[EXERCISE INSTRUCTIONS]
Give the number of lines in the data that contain "开展高速公路", and nothing more.

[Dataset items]

==*==

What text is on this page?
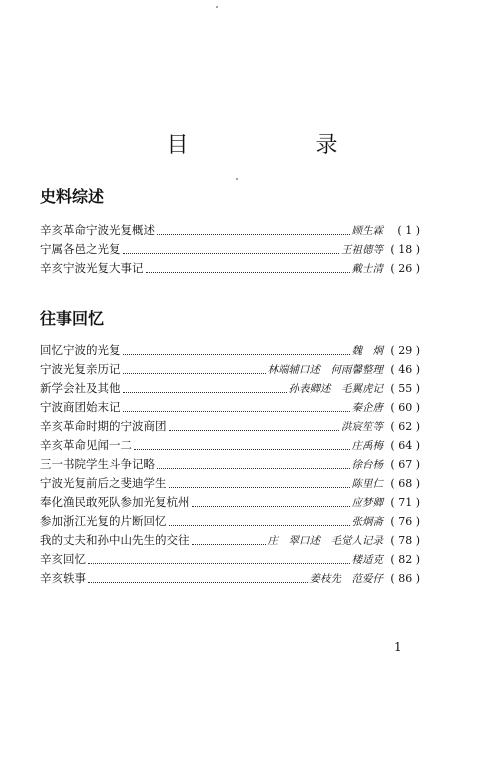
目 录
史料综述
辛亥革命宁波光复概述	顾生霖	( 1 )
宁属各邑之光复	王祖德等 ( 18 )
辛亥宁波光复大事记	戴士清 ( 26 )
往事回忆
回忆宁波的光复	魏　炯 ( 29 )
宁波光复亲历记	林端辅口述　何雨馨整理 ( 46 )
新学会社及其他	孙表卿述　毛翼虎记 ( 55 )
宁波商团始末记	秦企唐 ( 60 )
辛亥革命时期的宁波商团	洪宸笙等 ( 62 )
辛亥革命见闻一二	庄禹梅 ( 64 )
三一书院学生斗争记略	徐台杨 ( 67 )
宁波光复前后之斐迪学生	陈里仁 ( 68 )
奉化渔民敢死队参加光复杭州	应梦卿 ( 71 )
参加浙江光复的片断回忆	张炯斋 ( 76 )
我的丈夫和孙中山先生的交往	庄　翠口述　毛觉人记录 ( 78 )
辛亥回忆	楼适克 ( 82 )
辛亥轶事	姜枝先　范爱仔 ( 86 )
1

==*==

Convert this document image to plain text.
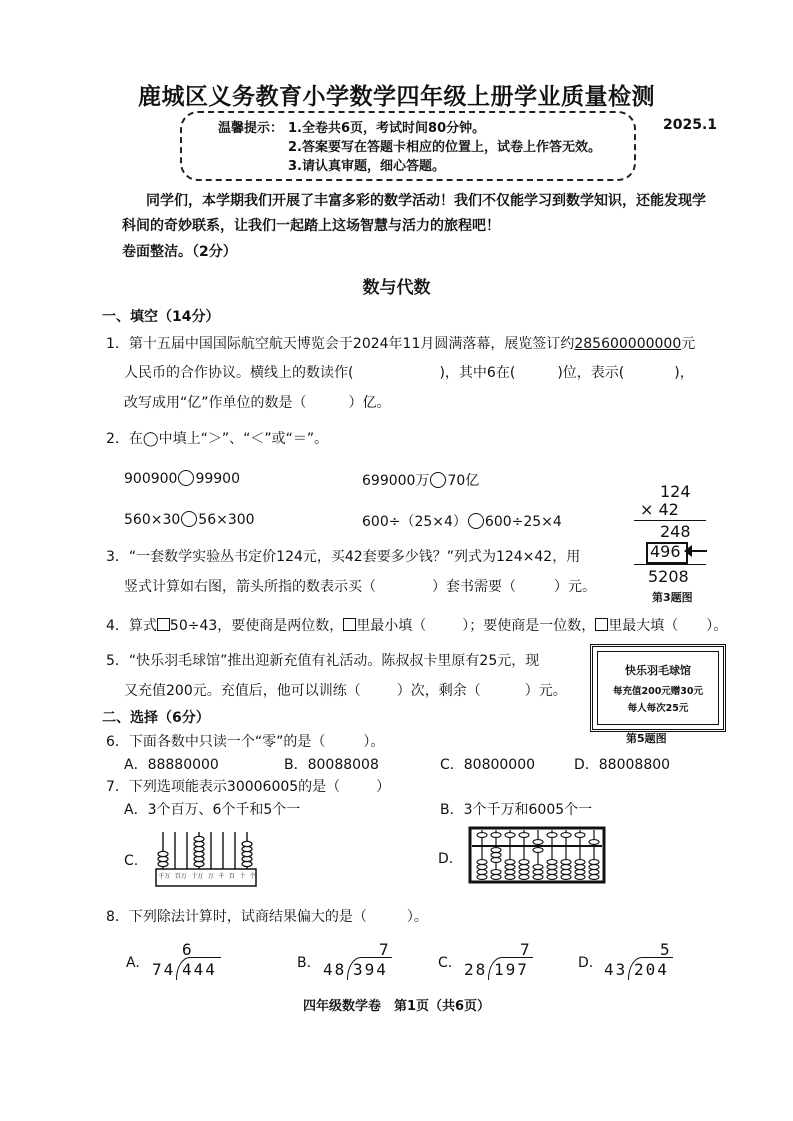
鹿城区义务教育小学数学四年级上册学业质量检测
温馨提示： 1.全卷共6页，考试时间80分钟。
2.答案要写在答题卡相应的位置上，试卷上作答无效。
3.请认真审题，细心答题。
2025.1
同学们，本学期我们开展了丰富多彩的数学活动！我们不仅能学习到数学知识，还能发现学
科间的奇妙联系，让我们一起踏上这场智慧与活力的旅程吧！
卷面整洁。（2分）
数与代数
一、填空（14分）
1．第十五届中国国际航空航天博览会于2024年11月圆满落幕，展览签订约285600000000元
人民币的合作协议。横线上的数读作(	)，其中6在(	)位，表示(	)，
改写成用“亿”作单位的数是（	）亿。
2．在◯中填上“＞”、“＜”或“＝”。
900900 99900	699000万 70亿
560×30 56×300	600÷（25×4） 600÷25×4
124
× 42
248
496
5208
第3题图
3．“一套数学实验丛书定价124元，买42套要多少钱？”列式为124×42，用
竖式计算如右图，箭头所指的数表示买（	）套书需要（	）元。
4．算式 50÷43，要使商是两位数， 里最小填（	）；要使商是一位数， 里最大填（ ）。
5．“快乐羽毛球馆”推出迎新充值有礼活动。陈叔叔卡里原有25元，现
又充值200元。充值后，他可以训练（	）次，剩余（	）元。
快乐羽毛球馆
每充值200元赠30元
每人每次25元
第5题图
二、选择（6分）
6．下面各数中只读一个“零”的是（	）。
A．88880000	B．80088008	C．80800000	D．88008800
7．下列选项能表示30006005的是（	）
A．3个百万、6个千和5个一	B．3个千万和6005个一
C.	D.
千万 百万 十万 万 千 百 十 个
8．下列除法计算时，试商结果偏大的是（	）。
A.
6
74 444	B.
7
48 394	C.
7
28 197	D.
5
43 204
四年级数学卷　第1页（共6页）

==*==

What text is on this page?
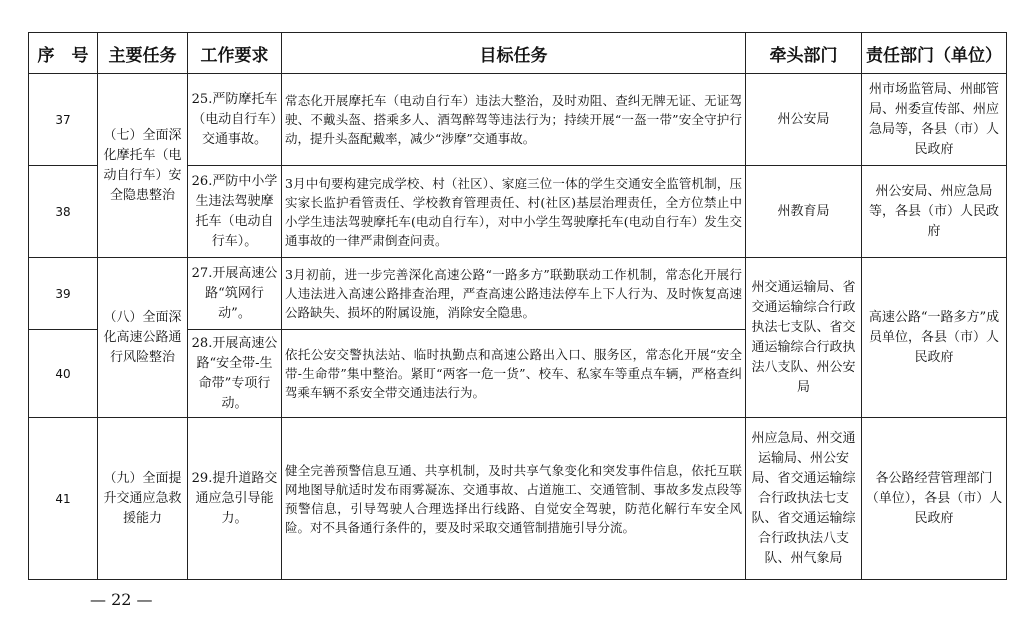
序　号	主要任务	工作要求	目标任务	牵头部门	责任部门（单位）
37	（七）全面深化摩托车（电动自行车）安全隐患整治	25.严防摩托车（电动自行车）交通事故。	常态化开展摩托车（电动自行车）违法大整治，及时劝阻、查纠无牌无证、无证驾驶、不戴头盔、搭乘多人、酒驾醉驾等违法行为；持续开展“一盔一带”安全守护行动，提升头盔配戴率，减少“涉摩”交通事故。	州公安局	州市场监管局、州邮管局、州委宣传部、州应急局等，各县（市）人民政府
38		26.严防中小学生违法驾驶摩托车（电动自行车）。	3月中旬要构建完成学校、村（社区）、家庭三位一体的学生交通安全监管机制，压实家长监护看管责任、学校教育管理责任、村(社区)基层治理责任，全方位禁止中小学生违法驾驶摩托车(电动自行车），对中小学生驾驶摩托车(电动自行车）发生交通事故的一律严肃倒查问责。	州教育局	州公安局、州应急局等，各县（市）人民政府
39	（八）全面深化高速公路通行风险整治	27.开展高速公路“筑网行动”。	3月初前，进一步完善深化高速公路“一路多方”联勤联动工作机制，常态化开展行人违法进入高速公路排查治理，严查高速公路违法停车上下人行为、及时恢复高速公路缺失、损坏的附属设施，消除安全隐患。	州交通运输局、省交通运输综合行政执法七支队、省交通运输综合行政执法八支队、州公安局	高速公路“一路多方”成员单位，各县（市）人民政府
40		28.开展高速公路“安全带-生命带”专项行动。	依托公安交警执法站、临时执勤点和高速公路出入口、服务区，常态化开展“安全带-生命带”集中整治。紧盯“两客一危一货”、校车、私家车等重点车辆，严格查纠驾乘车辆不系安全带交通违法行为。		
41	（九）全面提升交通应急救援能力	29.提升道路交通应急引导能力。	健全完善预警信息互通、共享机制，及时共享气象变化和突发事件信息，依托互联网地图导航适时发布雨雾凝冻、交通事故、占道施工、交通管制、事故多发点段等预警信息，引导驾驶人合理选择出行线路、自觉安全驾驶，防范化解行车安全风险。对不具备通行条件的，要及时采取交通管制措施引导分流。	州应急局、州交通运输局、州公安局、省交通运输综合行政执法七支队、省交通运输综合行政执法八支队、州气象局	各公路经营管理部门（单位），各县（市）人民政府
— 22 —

==*==

[EXPECTED OUTPUT]
2